### Page extract:

■ ■ ■ ■ ■

Moms more likely to make decision about the cut
Parents have gone back and forth on whether to circumcise their baby boys over the last three decades. Circumcision of newborn boys at U.S. hospitals dropped 10 percent from 1979 to 2010, according to a report released last week by the CDC’s National Center for Health Statistics.
The national rate dropped from 65 percent to 58 percent, with highs and lows that dipped to 55 percent in 2007.
“We don’t have information about the cause,” says Maria Owings, Ph.D. “We’re just reporting the actual national and regional rate for that period.” Owings collaborated on the report with Sayeedha Uddin, M.D., and Sonia Williams.
The researchers noted that the fluctuations coincided with changes in recommendations from the American Academy of Pediatrics.
During the 1970s, AAP task force reports said that routine circumcisions of newborns weren’t medically necessary. In a 1989 reversal, the AAP said the procedure provided some medical benefits. Despite these benefits, the organization issued a policy statement a decade later, saying insufficient evidence prevented it from recommending routine circumcisions.
Chiledum A. Ahaghotu, M.D., chief of urology at Howard University Hospital, isn’t surprised by the decline and fluctuations based on AAP decisions and health insurance changes. “The figures weren’t surprising if you look at the policies and economics of circumcision over the last couple of decades,” Dr. Ahaghotu says.
“Most payers began bundling newborn circumcision into perinatal services, and when that happened the neonatologists and the nursery pediatricians were not able to reliably bill for the service,” he explains. “That’s when you started to see a trend of babies not getting circumcised. In the ’50s and ’60s, there was a widespread belief that circumcision was beneficial for hygiene and good health.”

■ ■ ■ ■ ■

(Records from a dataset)
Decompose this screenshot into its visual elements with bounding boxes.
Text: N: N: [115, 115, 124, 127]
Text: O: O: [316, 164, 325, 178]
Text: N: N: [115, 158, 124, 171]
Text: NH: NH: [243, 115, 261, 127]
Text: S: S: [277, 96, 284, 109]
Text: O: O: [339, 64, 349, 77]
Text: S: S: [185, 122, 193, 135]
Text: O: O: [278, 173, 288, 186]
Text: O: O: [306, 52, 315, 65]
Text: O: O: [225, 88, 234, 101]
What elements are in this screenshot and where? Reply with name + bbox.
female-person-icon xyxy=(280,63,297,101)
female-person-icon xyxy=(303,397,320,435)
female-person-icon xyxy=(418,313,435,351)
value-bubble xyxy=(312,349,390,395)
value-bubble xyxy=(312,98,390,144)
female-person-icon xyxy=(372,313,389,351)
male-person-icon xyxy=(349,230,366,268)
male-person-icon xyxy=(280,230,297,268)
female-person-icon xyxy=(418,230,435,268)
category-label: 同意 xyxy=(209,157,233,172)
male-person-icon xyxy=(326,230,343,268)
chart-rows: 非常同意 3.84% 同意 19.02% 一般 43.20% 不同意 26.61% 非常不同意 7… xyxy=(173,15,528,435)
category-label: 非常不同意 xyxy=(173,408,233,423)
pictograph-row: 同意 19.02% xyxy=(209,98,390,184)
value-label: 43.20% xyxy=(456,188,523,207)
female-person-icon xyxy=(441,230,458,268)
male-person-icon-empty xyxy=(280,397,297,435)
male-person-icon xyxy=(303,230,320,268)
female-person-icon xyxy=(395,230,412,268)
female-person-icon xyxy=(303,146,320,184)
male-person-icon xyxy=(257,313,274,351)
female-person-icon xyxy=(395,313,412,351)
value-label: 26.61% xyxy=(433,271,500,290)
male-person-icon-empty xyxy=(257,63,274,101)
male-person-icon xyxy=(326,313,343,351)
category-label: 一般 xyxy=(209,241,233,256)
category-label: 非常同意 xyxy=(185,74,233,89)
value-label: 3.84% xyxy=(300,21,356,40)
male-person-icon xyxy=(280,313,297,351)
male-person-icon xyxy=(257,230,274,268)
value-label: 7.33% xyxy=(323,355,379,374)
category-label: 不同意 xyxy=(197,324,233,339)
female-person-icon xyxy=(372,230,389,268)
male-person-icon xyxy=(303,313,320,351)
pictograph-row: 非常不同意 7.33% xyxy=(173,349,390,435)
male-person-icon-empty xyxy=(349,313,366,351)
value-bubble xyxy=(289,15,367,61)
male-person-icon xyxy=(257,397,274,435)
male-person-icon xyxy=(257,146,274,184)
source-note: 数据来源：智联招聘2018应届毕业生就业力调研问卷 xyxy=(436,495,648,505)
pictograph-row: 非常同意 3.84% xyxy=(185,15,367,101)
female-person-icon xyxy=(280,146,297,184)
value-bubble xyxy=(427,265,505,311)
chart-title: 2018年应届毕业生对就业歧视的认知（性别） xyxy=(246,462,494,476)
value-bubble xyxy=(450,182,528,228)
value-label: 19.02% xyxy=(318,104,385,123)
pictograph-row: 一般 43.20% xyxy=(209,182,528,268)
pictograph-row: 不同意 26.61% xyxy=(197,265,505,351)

■ ■ ■ ■ ■

### What to do:
1: Decide whether each statement agrees with the circumcision article, answering yes or no and quoting the words that settle it: (a) The national rate of newborn circumcision fell from 65 percent to 58 percent. (b) The researchers identified the cause of the decline. (c) In 1989 the American Academy of Pediatrics said the procedure provided some medical benefits.
2: Write the next part of the circumcision article, picking up after its last sentence.
The records come from a separate source, not from the circumcision article.

### Answers for the tasks:
1:
(a) Yes: "The national rate dropped from 65 percent to 58 percent"
(b) No: "We don’t have information about the cause"
(c) Yes: "In a 1989 reversal, the AAP said the procedure provided some medical benefits."

2:
In addition to hygienic benefits, circumcision has been linked to lower rates of sexually transmitted infections among older males and their partners.
Studies indicate that circumcision rates for black babies are slightly lower, but the difference isn’t statistically significant. Some of the variation could be linked to the country of origin. For example, rates are low for Caribbean islands such as Jamaica, but higher for Muslim areas and ethnic groups in Africa.
“When you look on the African continent, it’s going to vary dramatically based on culture and relation,” says Dr. Ahaghotu, who is of Nigerian descent.
Dr. Ahaghotu was principal investigator of a study published in the Journal of the National Medical Association in April 2009 that looked at African-American parents in the United States.
“The majority of participants still felt strongly about having their child circumcised,” he says. Ninety-six percent of respondents said the procedure was healthy. Mothers were 12 times more likely than fathers to make the final decision. The study found higher rates among single mothers than among single fathers and couples.
The CDC study also found regional variations. Circumcision rates were fairly consistent in the Northeast, mirrored national fluctuations in the Midwest, rose and then dropped in the South, and were lowest in the West.